Stored records

== == ==

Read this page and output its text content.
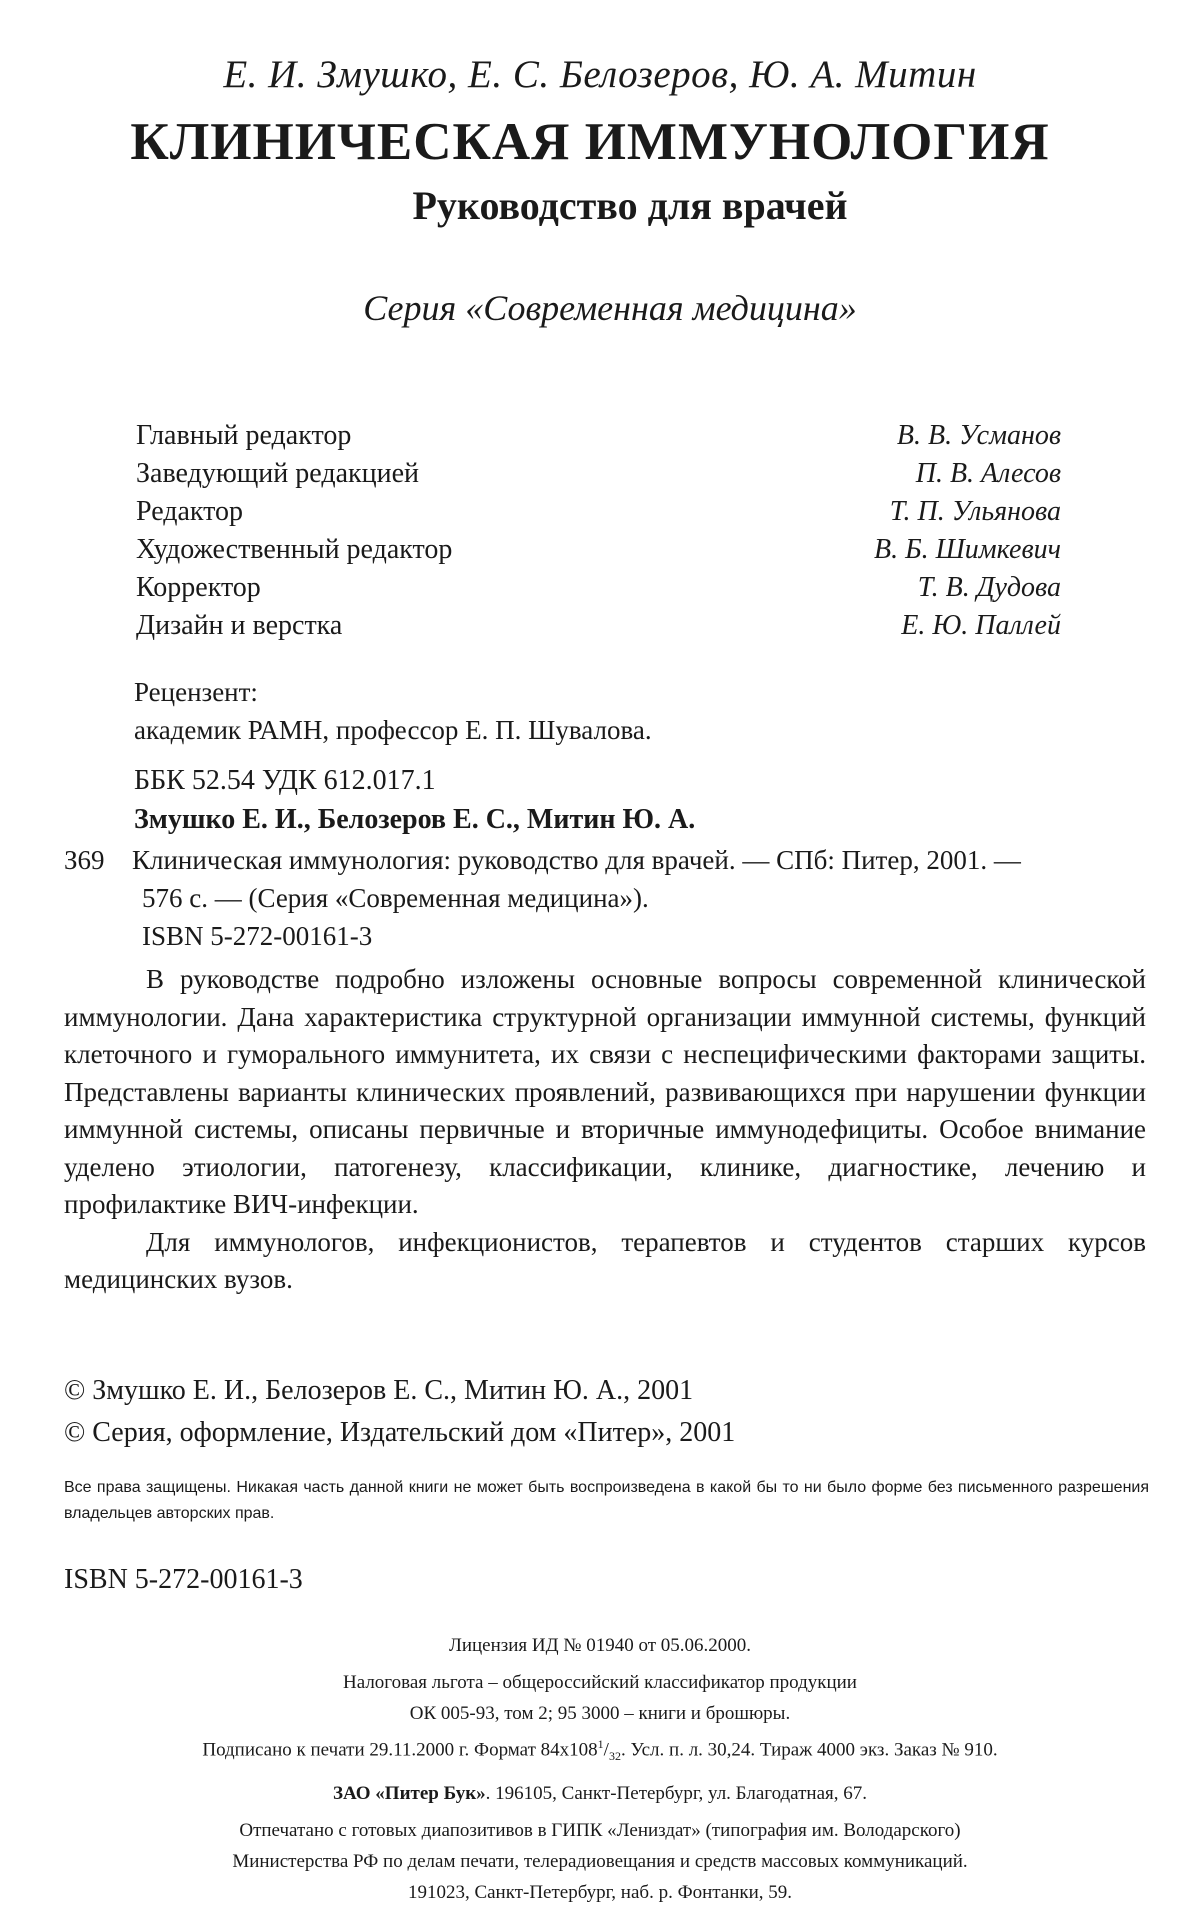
Е. И. Змушко, Е. С. Белозеров, Ю. А. Митин
КЛИНИЧЕСКАЯ ИММУНОЛОГИЯ
Руководство для врачей
Серия «Современная медицина»
Главный редактор	В. В. Усманов
Заведующий редакцией	П. В. Алесов
Редактор	Т. П. Ульянова
Художественный редактор	В. Б. Шимкевич
Корректор	Т. В. Дудова
Дизайн и верстка	Е. Ю. Паллей
Рецензент:
академик РАМН, профессор Е. П. Шувалова.
ББК 52.54 УДК 612.017.1
Змушко Е. И., Белозеров Е. С., Митин Ю. А.
З69 Клиническая иммунология: руководство для врачей. — СПб: Питер, 2001. —
576 с. — (Серия «Современная медицина»).
ISBN 5-272-00161-3

В руководстве подробно изложены основные вопросы современной клинической иммунологии. Дана характеристика структурной организации иммунной системы, функций клеточного и гуморального иммунитета, их связи с неспецифическими факторами защиты. Представлены варианты клинических проявлений, развивающихся при нарушении функции иммунной системы, описаны первичные и вторичные иммунодефициты. Особое внимание уделено этиологии, патогенезу, классификации, клинике, диагностике, лечению и профилактике ВИЧ-инфекции.

Для иммунологов, инфекционистов, терапевтов и студентов старших курсов медицинских вузов.

© Змушко Е. И., Белозеров Е. С., Митин Ю. А., 2001
© Серия, оформление, Издательский дом «Питер», 2001
Все права защищены. Никакая часть данной книги не может быть воспроизведена в какой бы то ни было форме без письменного разрешения владельцев авторских прав.
ISBN 5-272-00161-3
Лицензия ИД № 01940 от 05.06.2000.
Налоговая льгота – общероссийский классификатор продукции
ОК 005-93, том 2; 95 3000 – книги и брошюры.
Подписано к печати 29.11.2000 г. Формат $84х108^1/_{32}$. Усл. п. л. 30,24. Тираж 4000 экз. Заказ № 910.
ЗАО «Питер Бук». 196105, Санкт-Петербург, ул. Благодатная, 67.
Отпечатано с готовых диапозитивов в ГИПК «Лениздат» (типография им. Володарского)
Министерства РФ по делам печати, телерадиовещания и средств массовых коммуникаций.
191023, Санкт-Петербург, наб. р. Фонтанки, 59.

== == ==

> **WORK TO DO**: Retype each entry precisely. Skip images entirely.

> **SOLUTION TO THE EXERCISE**:
Read this page and output its text content.
Е. И. Змушко, Е. С. Белозеров, Ю. А. Митин
КЛИНИЧЕСКАЯ ИММУНОЛОГИЯ
Руководство для врачей
Серия «Современная медицина»
Главный редактор	В. В. Усманов
Заведующий редакцией	П. В. Алесов
Редактор	Т. П. Ульянова
Художественный редактор	В. Б. Шимкевич
Корректор	Т. В. Дудова
Дизайн и верстка	Е. Ю. Паллей
Рецензент:
академик РАМН, профессор Е. П. Шувалова.
ББК 52.54 УДК 612.017.1
Змушко Е. И., Белозеров Е. С., Митин Ю. А.
З69 Клиническая иммунология: руководство для врачей. — СПб: Питер, 2001. —
576 с. — (Серия «Современная медицина»).
ISBN 5-272-00161-3

В руководстве подробно изложены основные вопросы современной клинической иммунологии. Дана характеристика структурной организации иммунной системы, функций клеточного и гуморального иммунитета, их связи с неспецифическими факторами защиты. Представлены варианты клинических проявлений, развивающихся при нарушении функции иммунной системы, описаны первичные и вторичные иммунодефициты. Особое внимание уделено этиологии, патогенезу, классификации, клинике, диагностике, лечению и профилактике ВИЧ-инфекции.

Для иммунологов, инфекционистов, терапевтов и студентов старших курсов медицинских вузов.

© Змушко Е. И., Белозеров Е. С., Митин Ю. А., 2001
© Серия, оформление, Издательский дом «Питер», 2001
Все права защищены. Никакая часть данной книги не может быть воспроизведена в какой бы то ни было форме без письменного разрешения владельцев авторских прав.
ISBN 5-272-00161-3
Лицензия ИД № 01940 от 05.06.2000.
Налоговая льгота – общероссийский классификатор продукции
ОК 005-93, том 2; 95 3000 – книги и брошюры.
Подписано к печати 29.11.2000 г. Формат $84х108^1/_{32}$. Усл. п. л. 30,24. Тираж 4000 экз. Заказ № 910.
ЗАО «Питер Бук». 196105, Санкт-Петербург, ул. Благодатная, 67.
Отпечатано с готовых диапозитивов в ГИПК «Лениздат» (типография им. Володарского)
Министерства РФ по делам печати, телерадиовещания и средств массовых коммуникаций.
191023, Санкт-Петербург, наб. р. Фонтанки, 59.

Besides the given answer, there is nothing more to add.